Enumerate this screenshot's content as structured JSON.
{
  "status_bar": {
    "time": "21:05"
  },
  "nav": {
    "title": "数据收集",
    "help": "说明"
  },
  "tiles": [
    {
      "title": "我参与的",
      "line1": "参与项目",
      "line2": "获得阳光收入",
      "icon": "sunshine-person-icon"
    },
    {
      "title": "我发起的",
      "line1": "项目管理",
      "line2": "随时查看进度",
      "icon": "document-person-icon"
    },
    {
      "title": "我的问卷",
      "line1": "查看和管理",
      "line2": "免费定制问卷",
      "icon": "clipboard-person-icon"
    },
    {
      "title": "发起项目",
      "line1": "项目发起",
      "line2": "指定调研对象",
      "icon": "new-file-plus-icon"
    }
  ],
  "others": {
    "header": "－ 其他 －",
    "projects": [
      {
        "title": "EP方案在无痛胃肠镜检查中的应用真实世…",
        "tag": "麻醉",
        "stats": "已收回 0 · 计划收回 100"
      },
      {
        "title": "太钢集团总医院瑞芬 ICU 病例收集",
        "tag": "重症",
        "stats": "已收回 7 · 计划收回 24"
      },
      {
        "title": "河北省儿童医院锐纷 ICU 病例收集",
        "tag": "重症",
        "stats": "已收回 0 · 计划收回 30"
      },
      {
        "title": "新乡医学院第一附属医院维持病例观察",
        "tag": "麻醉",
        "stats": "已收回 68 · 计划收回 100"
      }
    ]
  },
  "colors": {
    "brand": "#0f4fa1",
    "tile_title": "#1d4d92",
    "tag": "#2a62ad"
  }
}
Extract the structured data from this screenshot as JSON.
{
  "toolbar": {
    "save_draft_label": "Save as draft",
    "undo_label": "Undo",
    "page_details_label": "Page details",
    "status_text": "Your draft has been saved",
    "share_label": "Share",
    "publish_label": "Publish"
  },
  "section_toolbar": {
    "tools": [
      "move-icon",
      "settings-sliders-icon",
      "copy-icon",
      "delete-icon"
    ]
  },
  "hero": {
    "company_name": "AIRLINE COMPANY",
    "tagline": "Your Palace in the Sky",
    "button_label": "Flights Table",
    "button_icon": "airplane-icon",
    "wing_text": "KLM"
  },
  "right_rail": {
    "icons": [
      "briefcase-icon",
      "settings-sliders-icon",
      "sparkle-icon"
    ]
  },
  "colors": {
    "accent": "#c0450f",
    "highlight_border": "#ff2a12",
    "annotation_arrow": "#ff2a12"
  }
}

.....

Copy exactly, word for word, the line with "Extract the structured" through the final line of the listing.

Extract the structured data from this screenshot as JSON.
{
  "toolbar": {
    "save_draft_label": "Save as draft",
    "undo_label": "Undo",
    "page_details_label": "Page details",
    "status_text": "Your draft has been saved",
    "share_label": "Share",
    "publish_label": "Publish"
  },
  "section_toolbar": {
    "tools": [
      "move-icon",
      "settings-sliders-icon",
      "copy-icon",
      "delete-icon"
    ]
  },
  "hero": {
    "company_name": "AIRLINE COMPANY",
    "tagline": "Your Palace in the Sky",
    "button_label": "Flights Table",
    "button_icon": "airplane-icon",
    "wing_text": "KLM"
  },
  "right_rail": {
    "icons": [
      "briefcase-icon",
      "settings-sliders-icon",
      "sparkle-icon"
    ]
  },
  "colors": {
    "accent": "#c0450f",
    "highlight_border": "#ff2a12",
    "annotation_arrow": "#ff2a12"
  }
}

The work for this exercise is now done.